> **Work required**
Output each entry exactly; skip nothing.

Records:

-=-=-=-=-

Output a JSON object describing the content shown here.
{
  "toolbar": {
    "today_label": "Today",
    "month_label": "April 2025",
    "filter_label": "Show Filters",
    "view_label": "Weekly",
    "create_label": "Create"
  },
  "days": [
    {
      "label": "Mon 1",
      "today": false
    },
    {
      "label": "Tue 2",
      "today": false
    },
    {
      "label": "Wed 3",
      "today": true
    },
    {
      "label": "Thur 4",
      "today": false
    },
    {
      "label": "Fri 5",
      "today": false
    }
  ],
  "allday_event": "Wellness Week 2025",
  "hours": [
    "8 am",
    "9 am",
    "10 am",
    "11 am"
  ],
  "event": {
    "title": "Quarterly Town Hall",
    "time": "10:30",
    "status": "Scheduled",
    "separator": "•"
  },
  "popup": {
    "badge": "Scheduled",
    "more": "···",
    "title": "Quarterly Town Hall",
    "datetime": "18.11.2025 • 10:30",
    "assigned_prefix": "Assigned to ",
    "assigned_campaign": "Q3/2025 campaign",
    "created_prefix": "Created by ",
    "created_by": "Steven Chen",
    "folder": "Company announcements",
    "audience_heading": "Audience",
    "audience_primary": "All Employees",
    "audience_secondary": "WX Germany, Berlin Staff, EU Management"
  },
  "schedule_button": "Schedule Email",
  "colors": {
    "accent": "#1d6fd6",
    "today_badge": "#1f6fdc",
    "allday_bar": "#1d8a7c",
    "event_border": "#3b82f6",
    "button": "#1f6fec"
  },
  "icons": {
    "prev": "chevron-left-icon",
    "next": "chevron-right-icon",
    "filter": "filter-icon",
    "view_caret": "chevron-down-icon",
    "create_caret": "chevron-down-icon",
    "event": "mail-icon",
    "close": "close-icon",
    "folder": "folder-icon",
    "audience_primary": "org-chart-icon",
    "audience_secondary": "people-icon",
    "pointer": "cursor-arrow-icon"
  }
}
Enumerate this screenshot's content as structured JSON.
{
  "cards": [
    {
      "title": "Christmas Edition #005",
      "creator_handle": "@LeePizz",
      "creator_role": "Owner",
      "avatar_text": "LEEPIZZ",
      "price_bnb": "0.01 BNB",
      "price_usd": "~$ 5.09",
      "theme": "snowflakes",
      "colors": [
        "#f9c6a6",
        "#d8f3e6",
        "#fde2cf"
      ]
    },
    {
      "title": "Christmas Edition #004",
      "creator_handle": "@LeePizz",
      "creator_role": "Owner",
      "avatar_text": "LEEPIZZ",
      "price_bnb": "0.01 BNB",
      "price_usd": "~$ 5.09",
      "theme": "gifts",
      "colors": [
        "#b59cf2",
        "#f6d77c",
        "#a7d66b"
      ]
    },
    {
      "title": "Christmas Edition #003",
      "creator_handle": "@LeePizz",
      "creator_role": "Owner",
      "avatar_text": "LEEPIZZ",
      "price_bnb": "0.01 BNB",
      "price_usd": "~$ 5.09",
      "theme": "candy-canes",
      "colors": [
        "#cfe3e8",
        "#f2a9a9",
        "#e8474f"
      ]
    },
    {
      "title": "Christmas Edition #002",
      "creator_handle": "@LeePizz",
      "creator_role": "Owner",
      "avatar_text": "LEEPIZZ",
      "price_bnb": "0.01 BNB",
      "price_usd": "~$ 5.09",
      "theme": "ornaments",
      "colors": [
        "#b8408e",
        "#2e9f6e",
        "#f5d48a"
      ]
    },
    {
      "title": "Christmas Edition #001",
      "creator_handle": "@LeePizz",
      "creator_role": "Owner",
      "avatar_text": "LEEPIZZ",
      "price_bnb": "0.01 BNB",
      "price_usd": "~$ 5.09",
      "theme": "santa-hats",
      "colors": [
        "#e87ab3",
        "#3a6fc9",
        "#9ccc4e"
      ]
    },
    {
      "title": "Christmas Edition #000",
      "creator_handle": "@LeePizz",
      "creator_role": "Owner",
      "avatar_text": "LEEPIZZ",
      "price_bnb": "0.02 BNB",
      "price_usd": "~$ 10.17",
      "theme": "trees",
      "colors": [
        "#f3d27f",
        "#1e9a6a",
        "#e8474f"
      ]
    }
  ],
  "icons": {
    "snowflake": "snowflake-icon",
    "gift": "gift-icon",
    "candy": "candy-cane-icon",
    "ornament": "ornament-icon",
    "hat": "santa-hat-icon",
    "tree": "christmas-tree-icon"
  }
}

-=-=-=-=-

> **Task response**
Output a JSON object describing the content shown here.
{
  "toolbar": {
    "today_label": "Today",
    "month_label": "April 2025",
    "filter_label": "Show Filters",
    "view_label": "Weekly",
    "create_label": "Create"
  },
  "days": [
    {
      "label": "Mon 1",
      "today": false
    },
    {
      "label": "Tue 2",
      "today": false
    },
    {
      "label": "Wed 3",
      "today": true
    },
    {
      "label": "Thur 4",
      "today": false
    },
    {
      "label": "Fri 5",
      "today": false
    }
  ],
  "allday_event": "Wellness Week 2025",
  "hours": [
    "8 am",
    "9 am",
    "10 am",
    "11 am"
  ],
  "event": {
    "title": "Quarterly Town Hall",
    "time": "10:30",
    "status": "Scheduled",
    "separator": "•"
  },
  "popup": {
    "badge": "Scheduled",
    "more": "···",
    "title": "Quarterly Town Hall",
    "datetime": "18.11.2025 • 10:30",
    "assigned_prefix": "Assigned to ",
    "assigned_campaign": "Q3/2025 campaign",
    "created_prefix": "Created by ",
    "created_by": "Steven Chen",
    "folder": "Company announcements",
    "audience_heading": "Audience",
    "audience_primary": "All Employees",
    "audience_secondary": "WX Germany, Berlin Staff, EU Management"
  },
  "schedule_button": "Schedule Email",
  "colors": {
    "accent": "#1d6fd6",
    "today_badge": "#1f6fdc",
    "allday_bar": "#1d8a7c",
    "event_border": "#3b82f6",
    "button": "#1f6fec"
  },
  "icons": {
    "prev": "chevron-left-icon",
    "next": "chevron-right-icon",
    "filter": "filter-icon",
    "view_caret": "chevron-down-icon",
    "create_caret": "chevron-down-icon",
    "event": "mail-icon",
    "close": "close-icon",
    "folder": "folder-icon",
    "audience_primary": "org-chart-icon",
    "audience_secondary": "people-icon",
    "pointer": "cursor-arrow-icon"
  }
}
Enumerate this screenshot's content as structured JSON.
{
  "cards": [
    {
      "title": "Christmas Edition #005",
      "creator_handle": "@LeePizz",
      "creator_role": "Owner",
      "avatar_text": "LEEPIZZ",
      "price_bnb": "0.01 BNB",
      "price_usd": "~$ 5.09",
      "theme": "snowflakes",
      "colors": [
        "#f9c6a6",
        "#d8f3e6",
        "#fde2cf"
      ]
    },
    {
      "title": "Christmas Edition #004",
      "creator_handle": "@LeePizz",
      "creator_role": "Owner",
      "avatar_text": "LEEPIZZ",
      "price_bnb": "0.01 BNB",
      "price_usd": "~$ 5.09",
      "theme": "gifts",
      "colors": [
        "#b59cf2",
        "#f6d77c",
        "#a7d66b"
      ]
    },
    {
      "title": "Christmas Edition #003",
      "creator_handle": "@LeePizz",
      "creator_role": "Owner",
      "avatar_text": "LEEPIZZ",
      "price_bnb": "0.01 BNB",
      "price_usd": "~$ 5.09",
      "theme": "candy-canes",
      "colors": [
        "#cfe3e8",
        "#f2a9a9",
        "#e8474f"
      ]
    },
    {
      "title": "Christmas Edition #002",
      "creator_handle": "@LeePizz",
      "creator_role": "Owner",
      "avatar_text": "LEEPIZZ",
      "price_bnb": "0.01 BNB",
      "price_usd": "~$ 5.09",
      "theme": "ornaments",
      "colors": [
        "#b8408e",
        "#2e9f6e",
        "#f5d48a"
      ]
    },
    {
      "title": "Christmas Edition #001",
      "creator_handle": "@LeePizz",
      "creator_role": "Owner",
      "avatar_text": "LEEPIZZ",
      "price_bnb": "0.01 BNB",
      "price_usd": "~$ 5.09",
      "theme": "santa-hats",
      "colors": [
        "#e87ab3",
        "#3a6fc9",
        "#9ccc4e"
      ]
    },
    {
      "title": "Christmas Edition #000",
      "creator_handle": "@LeePizz",
      "creator_role": "Owner",
      "avatar_text": "LEEPIZZ",
      "price_bnb": "0.02 BNB",
      "price_usd": "~$ 10.17",
      "theme": "trees",
      "colors": [
        "#f3d27f",
        "#1e9a6a",
        "#e8474f"
      ]
    }
  ],
  "icons": {
    "snowflake": "snowflake-icon",
    "gift": "gift-icon",
    "candy": "candy-cane-icon",
    "ornament": "ornament-icon",
    "hat": "santa-hat-icon",
    "tree": "christmas-tree-icon"
  }
}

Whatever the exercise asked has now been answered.